Copy out each line in the material below that has the word "screenshot".

>> BEGIN

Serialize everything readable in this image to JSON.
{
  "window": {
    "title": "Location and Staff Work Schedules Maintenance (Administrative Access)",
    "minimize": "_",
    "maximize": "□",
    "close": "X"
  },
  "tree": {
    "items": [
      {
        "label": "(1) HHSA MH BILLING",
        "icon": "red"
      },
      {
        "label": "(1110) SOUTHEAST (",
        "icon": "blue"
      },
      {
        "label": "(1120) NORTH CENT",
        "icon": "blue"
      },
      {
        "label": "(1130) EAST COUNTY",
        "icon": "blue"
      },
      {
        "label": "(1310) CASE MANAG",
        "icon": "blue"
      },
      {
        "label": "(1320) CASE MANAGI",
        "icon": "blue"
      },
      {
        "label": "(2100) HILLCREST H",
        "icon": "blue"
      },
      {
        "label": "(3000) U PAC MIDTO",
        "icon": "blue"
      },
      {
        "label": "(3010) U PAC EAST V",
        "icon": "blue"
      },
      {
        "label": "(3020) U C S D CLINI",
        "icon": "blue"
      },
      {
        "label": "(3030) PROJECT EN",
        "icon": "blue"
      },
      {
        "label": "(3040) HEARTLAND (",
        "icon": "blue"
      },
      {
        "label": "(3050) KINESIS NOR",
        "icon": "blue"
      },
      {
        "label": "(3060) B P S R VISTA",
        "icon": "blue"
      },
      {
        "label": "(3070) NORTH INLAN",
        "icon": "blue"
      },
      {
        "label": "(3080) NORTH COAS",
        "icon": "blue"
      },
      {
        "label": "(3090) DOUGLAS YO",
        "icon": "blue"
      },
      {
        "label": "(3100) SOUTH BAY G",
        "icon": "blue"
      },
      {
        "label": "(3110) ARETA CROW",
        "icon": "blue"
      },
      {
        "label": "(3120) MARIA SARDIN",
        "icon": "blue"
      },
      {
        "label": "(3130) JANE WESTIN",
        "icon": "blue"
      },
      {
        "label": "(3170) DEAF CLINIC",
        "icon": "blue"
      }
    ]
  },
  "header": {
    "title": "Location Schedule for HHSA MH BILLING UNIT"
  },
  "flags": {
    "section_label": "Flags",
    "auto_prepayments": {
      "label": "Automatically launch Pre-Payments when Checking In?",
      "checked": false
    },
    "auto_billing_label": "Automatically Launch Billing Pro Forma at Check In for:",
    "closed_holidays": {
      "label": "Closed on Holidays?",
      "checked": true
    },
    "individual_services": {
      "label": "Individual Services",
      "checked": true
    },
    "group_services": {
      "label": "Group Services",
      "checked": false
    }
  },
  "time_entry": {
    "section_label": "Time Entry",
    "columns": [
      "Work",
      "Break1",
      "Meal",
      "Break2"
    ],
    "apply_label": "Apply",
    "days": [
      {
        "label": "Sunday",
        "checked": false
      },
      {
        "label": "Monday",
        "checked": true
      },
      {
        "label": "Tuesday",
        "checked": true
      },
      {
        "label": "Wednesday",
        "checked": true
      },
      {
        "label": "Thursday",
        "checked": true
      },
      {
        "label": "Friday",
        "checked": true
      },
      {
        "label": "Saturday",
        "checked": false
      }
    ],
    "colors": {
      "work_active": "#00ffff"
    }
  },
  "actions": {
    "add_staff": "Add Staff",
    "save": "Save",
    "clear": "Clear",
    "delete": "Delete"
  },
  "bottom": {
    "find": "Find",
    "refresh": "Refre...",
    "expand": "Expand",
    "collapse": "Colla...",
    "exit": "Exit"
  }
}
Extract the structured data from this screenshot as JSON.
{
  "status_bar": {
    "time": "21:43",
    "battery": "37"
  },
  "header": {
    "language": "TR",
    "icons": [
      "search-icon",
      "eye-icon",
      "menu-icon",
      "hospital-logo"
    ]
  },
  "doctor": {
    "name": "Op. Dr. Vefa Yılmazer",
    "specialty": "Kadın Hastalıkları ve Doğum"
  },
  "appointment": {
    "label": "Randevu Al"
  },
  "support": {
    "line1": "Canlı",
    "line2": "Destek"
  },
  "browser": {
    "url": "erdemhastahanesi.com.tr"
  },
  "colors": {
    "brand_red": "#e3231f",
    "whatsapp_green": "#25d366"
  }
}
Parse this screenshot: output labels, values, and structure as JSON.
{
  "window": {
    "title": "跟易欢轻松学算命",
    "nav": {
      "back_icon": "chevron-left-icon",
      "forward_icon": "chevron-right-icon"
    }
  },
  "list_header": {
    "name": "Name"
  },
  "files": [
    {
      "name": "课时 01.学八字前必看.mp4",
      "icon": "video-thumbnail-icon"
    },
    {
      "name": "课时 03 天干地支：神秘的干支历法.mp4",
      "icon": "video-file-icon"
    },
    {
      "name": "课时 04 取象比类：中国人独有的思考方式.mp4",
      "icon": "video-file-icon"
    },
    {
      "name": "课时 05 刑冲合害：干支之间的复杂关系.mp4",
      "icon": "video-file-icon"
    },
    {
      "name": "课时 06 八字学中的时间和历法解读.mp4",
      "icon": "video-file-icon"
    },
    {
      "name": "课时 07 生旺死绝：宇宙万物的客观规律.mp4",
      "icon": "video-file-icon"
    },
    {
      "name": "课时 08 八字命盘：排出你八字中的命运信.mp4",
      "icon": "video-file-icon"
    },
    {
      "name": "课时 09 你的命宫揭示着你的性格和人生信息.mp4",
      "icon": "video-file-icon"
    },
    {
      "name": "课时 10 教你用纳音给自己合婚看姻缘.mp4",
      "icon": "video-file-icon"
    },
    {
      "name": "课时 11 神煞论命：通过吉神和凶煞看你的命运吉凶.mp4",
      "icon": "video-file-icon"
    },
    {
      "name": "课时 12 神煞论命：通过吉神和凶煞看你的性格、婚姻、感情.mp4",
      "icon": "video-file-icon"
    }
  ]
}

>> END

→ Expected answer
Extract the structured data from this screenshot as JSON.
Parse this screenshot: output labels, values, and structure as JSON.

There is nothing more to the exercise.